Wherever the word "adres" turns up in a line of the entries, copy that line.

--------------------

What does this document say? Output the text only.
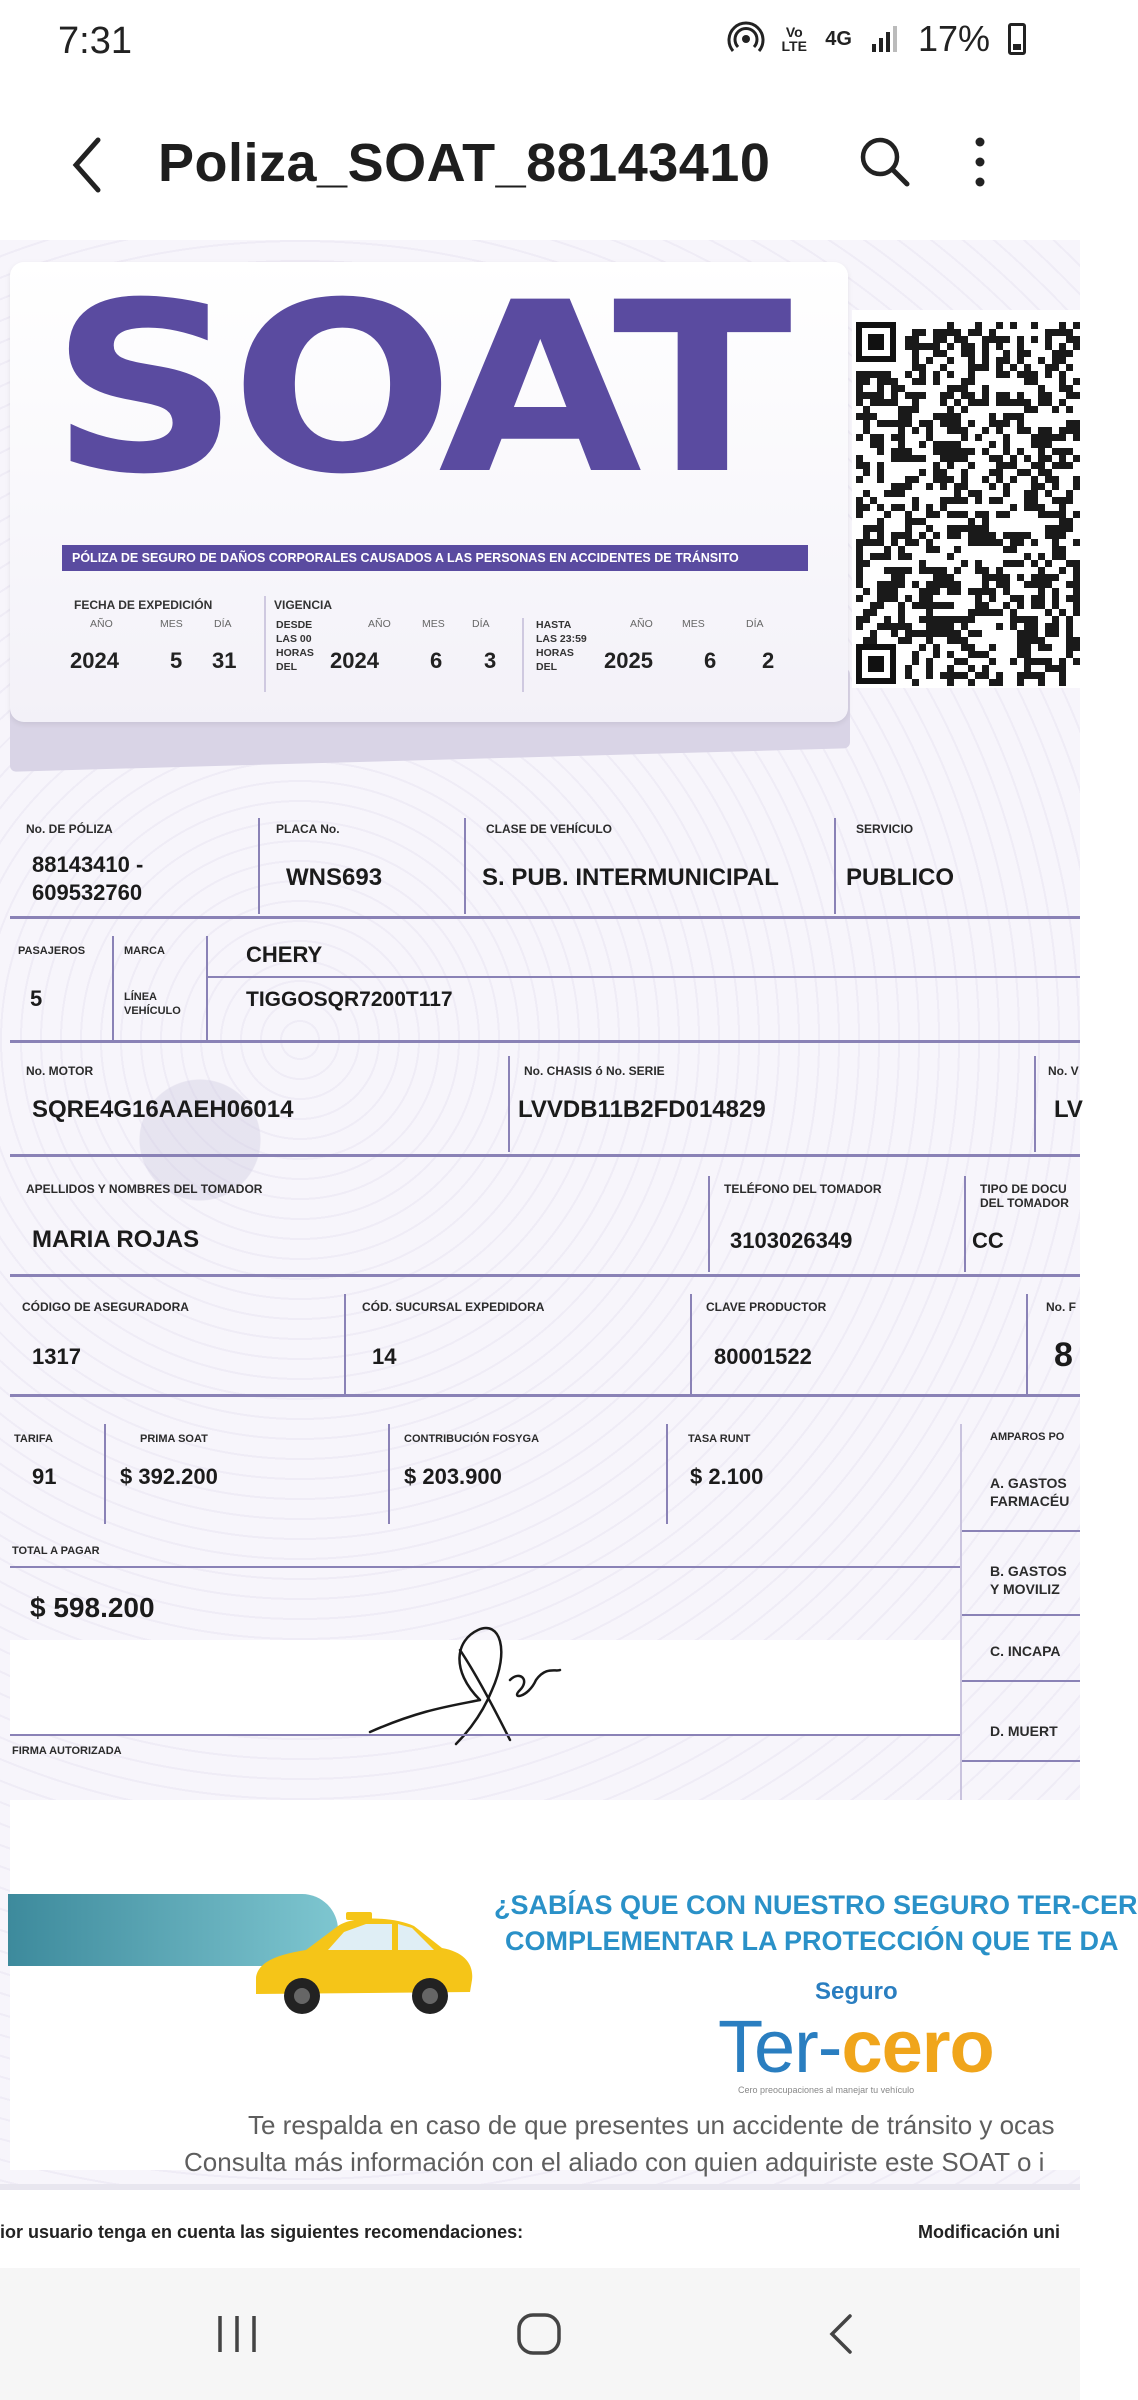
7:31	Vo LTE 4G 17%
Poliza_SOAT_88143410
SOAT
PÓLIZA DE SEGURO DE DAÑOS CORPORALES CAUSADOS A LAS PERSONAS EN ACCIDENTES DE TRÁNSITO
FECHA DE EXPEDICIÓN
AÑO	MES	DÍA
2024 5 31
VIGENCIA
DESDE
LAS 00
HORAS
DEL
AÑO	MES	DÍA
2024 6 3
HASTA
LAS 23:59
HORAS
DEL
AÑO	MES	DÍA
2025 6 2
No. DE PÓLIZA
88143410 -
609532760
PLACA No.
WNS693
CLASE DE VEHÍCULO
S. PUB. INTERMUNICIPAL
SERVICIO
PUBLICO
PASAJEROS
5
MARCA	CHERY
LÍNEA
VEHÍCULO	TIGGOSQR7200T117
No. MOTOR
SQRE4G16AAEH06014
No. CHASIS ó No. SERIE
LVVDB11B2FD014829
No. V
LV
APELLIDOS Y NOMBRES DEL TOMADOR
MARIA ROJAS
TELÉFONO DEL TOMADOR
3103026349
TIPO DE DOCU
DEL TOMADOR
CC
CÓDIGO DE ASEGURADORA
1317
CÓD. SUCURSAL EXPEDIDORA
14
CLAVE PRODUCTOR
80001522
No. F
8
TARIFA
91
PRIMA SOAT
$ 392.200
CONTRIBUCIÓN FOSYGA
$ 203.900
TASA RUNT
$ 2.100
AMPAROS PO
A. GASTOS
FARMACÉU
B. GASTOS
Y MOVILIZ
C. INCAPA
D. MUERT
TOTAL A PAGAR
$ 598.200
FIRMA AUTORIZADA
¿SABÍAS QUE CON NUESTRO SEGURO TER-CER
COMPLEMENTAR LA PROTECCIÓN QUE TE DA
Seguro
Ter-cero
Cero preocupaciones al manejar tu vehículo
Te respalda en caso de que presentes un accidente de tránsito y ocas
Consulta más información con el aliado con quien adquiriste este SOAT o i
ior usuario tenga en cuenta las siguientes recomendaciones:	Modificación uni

--------------------

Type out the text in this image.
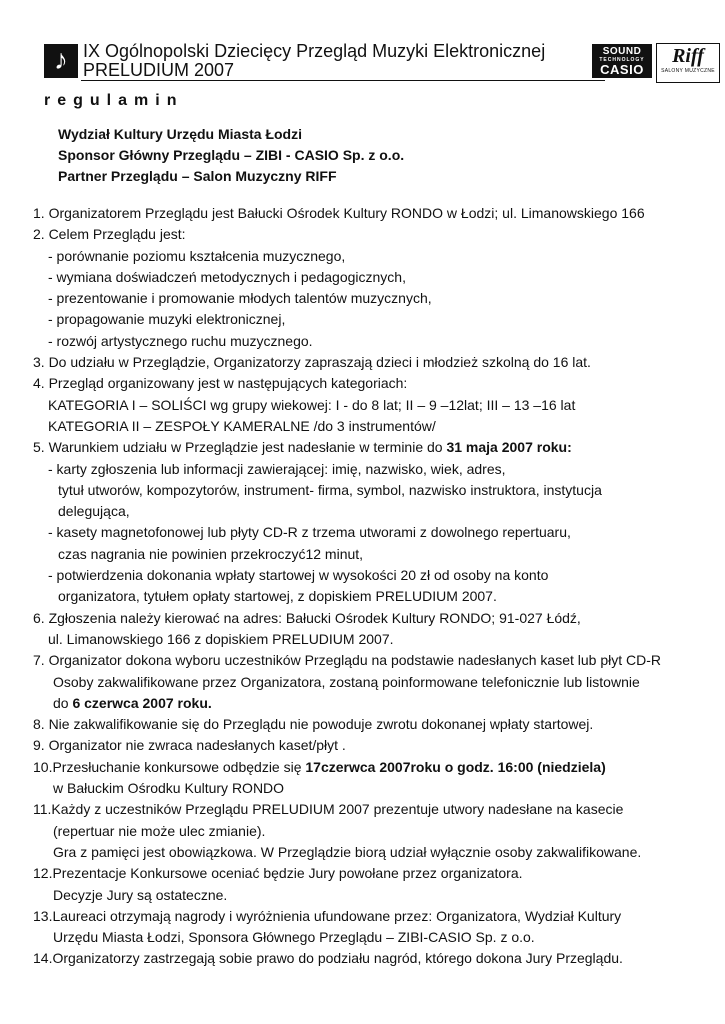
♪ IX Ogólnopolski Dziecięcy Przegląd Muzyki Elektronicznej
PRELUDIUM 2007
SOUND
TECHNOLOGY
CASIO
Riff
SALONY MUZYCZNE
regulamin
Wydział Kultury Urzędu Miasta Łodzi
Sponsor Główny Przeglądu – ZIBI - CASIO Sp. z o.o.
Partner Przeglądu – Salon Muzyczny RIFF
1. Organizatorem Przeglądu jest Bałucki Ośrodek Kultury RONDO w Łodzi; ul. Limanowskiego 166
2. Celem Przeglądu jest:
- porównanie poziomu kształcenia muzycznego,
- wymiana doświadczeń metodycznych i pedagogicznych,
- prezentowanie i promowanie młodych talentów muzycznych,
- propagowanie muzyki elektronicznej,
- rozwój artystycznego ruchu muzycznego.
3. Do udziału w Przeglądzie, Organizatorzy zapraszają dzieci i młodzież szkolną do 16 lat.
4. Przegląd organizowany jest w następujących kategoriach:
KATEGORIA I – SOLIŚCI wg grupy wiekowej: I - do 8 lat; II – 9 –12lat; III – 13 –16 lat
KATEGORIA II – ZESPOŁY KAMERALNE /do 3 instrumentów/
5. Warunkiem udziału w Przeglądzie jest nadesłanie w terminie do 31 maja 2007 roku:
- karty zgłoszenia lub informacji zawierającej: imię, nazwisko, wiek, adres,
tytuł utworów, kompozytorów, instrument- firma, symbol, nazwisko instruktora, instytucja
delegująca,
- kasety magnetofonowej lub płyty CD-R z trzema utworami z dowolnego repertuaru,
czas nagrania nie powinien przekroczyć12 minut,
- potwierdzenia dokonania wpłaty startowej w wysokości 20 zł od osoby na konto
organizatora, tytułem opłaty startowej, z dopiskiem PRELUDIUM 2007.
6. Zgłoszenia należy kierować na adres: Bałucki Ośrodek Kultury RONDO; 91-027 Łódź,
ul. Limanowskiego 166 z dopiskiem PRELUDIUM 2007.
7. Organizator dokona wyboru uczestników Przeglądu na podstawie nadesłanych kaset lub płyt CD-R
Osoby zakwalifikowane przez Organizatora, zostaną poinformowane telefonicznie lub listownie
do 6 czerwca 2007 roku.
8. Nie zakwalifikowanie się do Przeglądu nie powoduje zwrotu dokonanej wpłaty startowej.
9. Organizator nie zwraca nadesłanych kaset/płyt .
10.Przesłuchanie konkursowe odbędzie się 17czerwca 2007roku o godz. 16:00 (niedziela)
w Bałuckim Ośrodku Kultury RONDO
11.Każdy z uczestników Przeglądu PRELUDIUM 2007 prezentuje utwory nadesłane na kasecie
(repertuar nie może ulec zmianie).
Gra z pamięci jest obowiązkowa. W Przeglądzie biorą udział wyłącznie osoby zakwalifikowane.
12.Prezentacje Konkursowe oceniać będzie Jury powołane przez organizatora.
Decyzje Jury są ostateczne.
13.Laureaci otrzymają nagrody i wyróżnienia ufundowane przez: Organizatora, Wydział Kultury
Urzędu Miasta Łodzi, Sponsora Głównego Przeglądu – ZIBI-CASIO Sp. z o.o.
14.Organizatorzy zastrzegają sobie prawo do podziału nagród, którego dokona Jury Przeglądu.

--------------------

- Result of this exercise:
- karty zgłoszenia lub informacji zawierającej: imię, nazwisko, wiek, adres,
6. Zgłoszenia należy kierować na adres: Bałucki Ośrodek Kultury RONDO; 91-027 Łódź,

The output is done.